■ Written exercise
Your task is to give the data again, exactly, with every line intact.

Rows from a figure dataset
□ □ □

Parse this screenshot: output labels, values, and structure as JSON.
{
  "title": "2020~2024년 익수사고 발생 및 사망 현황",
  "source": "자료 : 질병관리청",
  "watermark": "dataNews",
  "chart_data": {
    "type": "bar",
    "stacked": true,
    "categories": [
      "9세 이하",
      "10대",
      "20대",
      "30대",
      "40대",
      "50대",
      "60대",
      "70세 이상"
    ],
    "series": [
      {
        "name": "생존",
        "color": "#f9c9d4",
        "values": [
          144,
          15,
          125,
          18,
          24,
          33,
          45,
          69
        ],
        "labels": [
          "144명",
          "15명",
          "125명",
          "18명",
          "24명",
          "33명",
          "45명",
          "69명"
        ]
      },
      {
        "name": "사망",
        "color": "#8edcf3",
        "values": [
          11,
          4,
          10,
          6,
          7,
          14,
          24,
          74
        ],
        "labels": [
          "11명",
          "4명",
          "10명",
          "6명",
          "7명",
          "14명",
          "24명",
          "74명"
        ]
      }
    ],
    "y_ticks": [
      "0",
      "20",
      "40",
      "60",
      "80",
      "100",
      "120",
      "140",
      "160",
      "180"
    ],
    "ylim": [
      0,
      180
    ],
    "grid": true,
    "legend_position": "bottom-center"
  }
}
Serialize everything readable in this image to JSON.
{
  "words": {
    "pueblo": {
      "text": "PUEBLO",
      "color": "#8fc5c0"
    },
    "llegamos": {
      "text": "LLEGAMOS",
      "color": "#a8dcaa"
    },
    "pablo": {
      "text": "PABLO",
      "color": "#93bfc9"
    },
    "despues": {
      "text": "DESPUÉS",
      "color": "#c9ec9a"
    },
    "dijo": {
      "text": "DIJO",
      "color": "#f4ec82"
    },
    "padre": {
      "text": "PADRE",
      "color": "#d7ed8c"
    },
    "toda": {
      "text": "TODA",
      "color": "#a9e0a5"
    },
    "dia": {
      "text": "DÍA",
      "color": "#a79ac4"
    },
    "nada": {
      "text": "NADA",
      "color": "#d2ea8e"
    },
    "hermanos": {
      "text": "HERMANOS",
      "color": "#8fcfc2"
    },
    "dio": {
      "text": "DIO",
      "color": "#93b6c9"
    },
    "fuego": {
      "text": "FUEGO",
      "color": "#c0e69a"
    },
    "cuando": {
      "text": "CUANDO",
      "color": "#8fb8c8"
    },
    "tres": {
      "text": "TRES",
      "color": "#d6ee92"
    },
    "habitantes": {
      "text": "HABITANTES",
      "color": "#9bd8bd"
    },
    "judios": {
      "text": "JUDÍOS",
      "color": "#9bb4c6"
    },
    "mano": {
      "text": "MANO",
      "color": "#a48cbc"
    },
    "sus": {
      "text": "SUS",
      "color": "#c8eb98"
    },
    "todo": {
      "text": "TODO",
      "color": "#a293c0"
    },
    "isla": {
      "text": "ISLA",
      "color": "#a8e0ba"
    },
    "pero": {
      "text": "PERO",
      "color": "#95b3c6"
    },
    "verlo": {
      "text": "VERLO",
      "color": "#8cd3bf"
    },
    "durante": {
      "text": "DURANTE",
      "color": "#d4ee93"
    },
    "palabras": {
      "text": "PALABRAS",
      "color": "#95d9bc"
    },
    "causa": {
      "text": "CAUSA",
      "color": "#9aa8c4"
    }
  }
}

□ □ □

■ Task solution
Parse this screenshot: output labels, values, and structure as JSON.
{
  "title": "2020~2024년 익수사고 발생 및 사망 현황",
  "source": "자료 : 질병관리청",
  "watermark": "dataNews",
  "chart_data": {
    "type": "bar",
    "stacked": true,
    "categories": [
      "9세 이하",
      "10대",
      "20대",
      "30대",
      "40대",
      "50대",
      "60대",
      "70세 이상"
    ],
    "series": [
      {
        "name": "생존",
        "color": "#f9c9d4",
        "values": [
          144,
          15,
          125,
          18,
          24,
          33,
          45,
          69
        ],
        "labels": [
          "144명",
          "15명",
          "125명",
          "18명",
          "24명",
          "33명",
          "45명",
          "69명"
        ]
      },
      {
        "name": "사망",
        "color": "#8edcf3",
        "values": [
          11,
          4,
          10,
          6,
          7,
          14,
          24,
          74
        ],
        "labels": [
          "11명",
          "4명",
          "10명",
          "6명",
          "7명",
          "14명",
          "24명",
          "74명"
        ]
      }
    ],
    "y_ticks": [
      "0",
      "20",
      "40",
      "60",
      "80",
      "100",
      "120",
      "140",
      "160",
      "180"
    ],
    "ylim": [
      0,
      180
    ],
    "grid": true,
    "legend_position": "bottom-center"
  }
}
Serialize everything readable in this image to JSON.
{
  "words": {
    "pueblo": {
      "text": "PUEBLO",
      "color": "#8fc5c0"
    },
    "llegamos": {
      "text": "LLEGAMOS",
      "color": "#a8dcaa"
    },
    "pablo": {
      "text": "PABLO",
      "color": "#93bfc9"
    },
    "despues": {
      "text": "DESPUÉS",
      "color": "#c9ec9a"
    },
    "dijo": {
      "text": "DIJO",
      "color": "#f4ec82"
    },
    "padre": {
      "text": "PADRE",
      "color": "#d7ed8c"
    },
    "toda": {
      "text": "TODA",
      "color": "#a9e0a5"
    },
    "dia": {
      "text": "DÍA",
      "color": "#a79ac4"
    },
    "nada": {
      "text": "NADA",
      "color": "#d2ea8e"
    },
    "hermanos": {
      "text": "HERMANOS",
      "color": "#8fcfc2"
    },
    "dio": {
      "text": "DIO",
      "color": "#93b6c9"
    },
    "fuego": {
      "text": "FUEGO",
      "color": "#c0e69a"
    },
    "cuando": {
      "text": "CUANDO",
      "color": "#8fb8c8"
    },
    "tres": {
      "text": "TRES",
      "color": "#d6ee92"
    },
    "habitantes": {
      "text": "HABITANTES",
      "color": "#9bd8bd"
    },
    "judios": {
      "text": "JUDÍOS",
      "color": "#9bb4c6"
    },
    "mano": {
      "text": "MANO",
      "color": "#a48cbc"
    },
    "sus": {
      "text": "SUS",
      "color": "#c8eb98"
    },
    "todo": {
      "text": "TODO",
      "color": "#a293c0"
    },
    "isla": {
      "text": "ISLA",
      "color": "#a8e0ba"
    },
    "pero": {
      "text": "PERO",
      "color": "#95b3c6"
    },
    "verlo": {
      "text": "VERLO",
      "color": "#8cd3bf"
    },
    "durante": {
      "text": "DURANTE",
      "color": "#d4ee93"
    },
    "palabras": {
      "text": "PALABRAS",
      "color": "#95d9bc"
    },
    "causa": {
      "text": "CAUSA",
      "color": "#9aa8c4"
    }
  }
}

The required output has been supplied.